## Stated goal
Transcribe the whole listing below without changing a word, but leave out every image.

## Source records
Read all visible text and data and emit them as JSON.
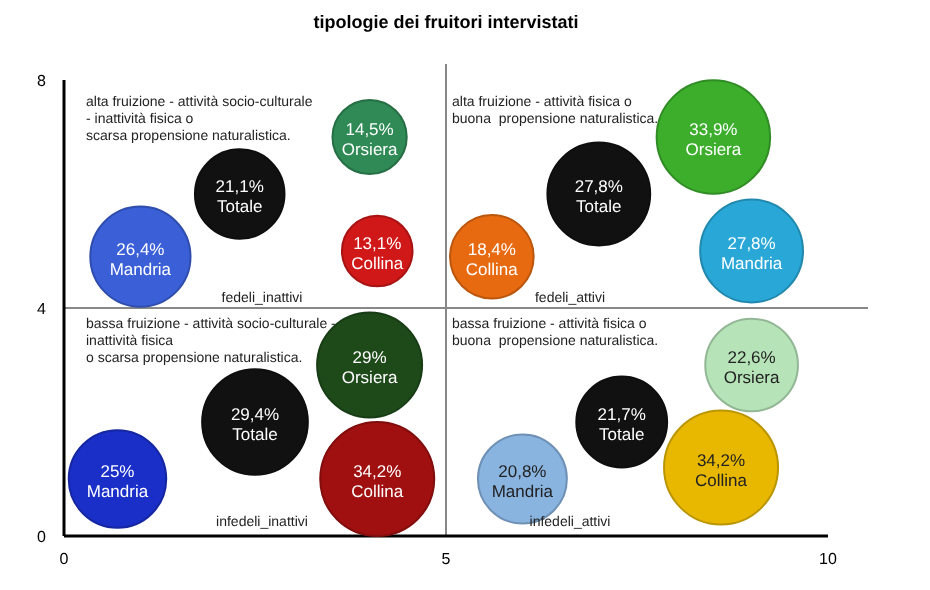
{
  "chart_data": {
    "type": "bubble",
    "title": "tipologie dei fruitori intervistati",
    "xlim": [
      0,
      10
    ],
    "xticks": [
      0,
      5,
      10
    ],
    "ylim": [
      0,
      8
    ],
    "yticks": [
      0,
      4,
      8
    ],
    "series": [
      {
        "name": "Mandria",
        "x": [
          1.0,
          9.0,
          0.7,
          6.0
        ],
        "values": [
          4.9,
          5.0,
          1.0,
          1.0
        ],
        "sizes": [
          26.4,
          27.8,
          25,
          20.8
        ],
        "colors": [
          "#3a5fd6",
          "#29a8d8",
          "#1a2fc8",
          "#8ab4e0"
        ],
        "value_labels": [
          "26,4%",
          "27,8%",
          "25%",
          "20,8%"
        ]
      },
      {
        "name": "Totale",
        "x": [
          2.3,
          7.0,
          2.5,
          7.3
        ],
        "values": [
          6.0,
          6.0,
          2.0,
          2.0
        ],
        "sizes": [
          21.1,
          27.8,
          29.4,
          21.7
        ],
        "colors": [
          "#111111",
          "#111111",
          "#111111",
          "#111111"
        ],
        "value_labels": [
          "21,1%",
          "27,8%",
          "29,4%",
          "21,7%"
        ]
      },
      {
        "name": "Orsiera",
        "x": [
          4.0,
          8.5,
          4.0,
          9.0
        ],
        "values": [
          7.0,
          7.0,
          3.0,
          3.0
        ],
        "sizes": [
          14.5,
          33.9,
          29,
          22.6
        ],
        "colors": [
          "#2f8a55",
          "#3cae2c",
          "#1e4a1a",
          "#b6e3b8"
        ],
        "value_labels": [
          "14,5%",
          "33,9%",
          "29%",
          "22,6%"
        ]
      },
      {
        "name": "Collina",
        "x": [
          4.1,
          5.6,
          4.1,
          8.6
        ],
        "values": [
          5.0,
          4.9,
          1.0,
          1.2
        ],
        "sizes": [
          13.1,
          18.4,
          34.2,
          34.2
        ],
        "colors": [
          "#d01818",
          "#e86a10",
          "#a01010",
          "#e8b800"
        ],
        "value_labels": [
          "13,1%",
          "18,4%",
          "34,2%",
          "34,2%"
        ]
      }
    ],
    "ref_lines": [
      {
        "axis": "x",
        "value": 5,
        "color": "#888888"
      },
      {
        "axis": "y",
        "value": 4,
        "color": "#888888"
      }
    ],
    "annotations": [
      "alta fruizione - attività socio-culturale\n- inattività fisica o\nscarsa propensione naturalistica.",
      "alta fruizione - attività fisica o\nbuona  propensione naturalistica.",
      "bassa fruizione - attività socio-culturale -\ninattività fisica\no scarsa propensione naturalistica.",
      "bassa fruizione - attività fisica o\nbuona  propensione naturalistica.",
      "fedeli_inattivi",
      "fedeli_attivi",
      "infedeli_inattivi",
      "infedeli_attivi"
    ]
  }
}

## Output of the task
Read all visible text and data and emit them as JSON.
{
  "chart_data": {
    "type": "bubble",
    "title": "tipologie dei fruitori intervistati",
    "xlim": [
      0,
      10
    ],
    "xticks": [
      0,
      5,
      10
    ],
    "ylim": [
      0,
      8
    ],
    "yticks": [
      0,
      4,
      8
    ],
    "series": [
      {
        "name": "Mandria",
        "x": [
          1.0,
          9.0,
          0.7,
          6.0
        ],
        "values": [
          4.9,
          5.0,
          1.0,
          1.0
        ],
        "sizes": [
          26.4,
          27.8,
          25,
          20.8
        ],
        "colors": [
          "#3a5fd6",
          "#29a8d8",
          "#1a2fc8",
          "#8ab4e0"
        ],
        "value_labels": [
          "26,4%",
          "27,8%",
          "25%",
          "20,8%"
        ]
      },
      {
        "name": "Totale",
        "x": [
          2.3,
          7.0,
          2.5,
          7.3
        ],
        "values": [
          6.0,
          6.0,
          2.0,
          2.0
        ],
        "sizes": [
          21.1,
          27.8,
          29.4,
          21.7
        ],
        "colors": [
          "#111111",
          "#111111",
          "#111111",
          "#111111"
        ],
        "value_labels": [
          "21,1%",
          "27,8%",
          "29,4%",
          "21,7%"
        ]
      },
      {
        "name": "Orsiera",
        "x": [
          4.0,
          8.5,
          4.0,
          9.0
        ],
        "values": [
          7.0,
          7.0,
          3.0,
          3.0
        ],
        "sizes": [
          14.5,
          33.9,
          29,
          22.6
        ],
        "colors": [
          "#2f8a55",
          "#3cae2c",
          "#1e4a1a",
          "#b6e3b8"
        ],
        "value_labels": [
          "14,5%",
          "33,9%",
          "29%",
          "22,6%"
        ]
      },
      {
        "name": "Collina",
        "x": [
          4.1,
          5.6,
          4.1,
          8.6
        ],
        "values": [
          5.0,
          4.9,
          1.0,
          1.2
        ],
        "sizes": [
          13.1,
          18.4,
          34.2,
          34.2
        ],
        "colors": [
          "#d01818",
          "#e86a10",
          "#a01010",
          "#e8b800"
        ],
        "value_labels": [
          "13,1%",
          "18,4%",
          "34,2%",
          "34,2%"
        ]
      }
    ],
    "ref_lines": [
      {
        "axis": "x",
        "value": 5,
        "color": "#888888"
      },
      {
        "axis": "y",
        "value": 4,
        "color": "#888888"
      }
    ],
    "annotations": [
      "alta fruizione - attività socio-culturale\n- inattività fisica o\nscarsa propensione naturalistica.",
      "alta fruizione - attività fisica o\nbuona  propensione naturalistica.",
      "bassa fruizione - attività socio-culturale -\ninattività fisica\no scarsa propensione naturalistica.",
      "bassa fruizione - attività fisica o\nbuona  propensione naturalistica.",
      "fedeli_inattivi",
      "fedeli_attivi",
      "infedeli_inattivi",
      "infedeli_attivi"
    ]
  }
}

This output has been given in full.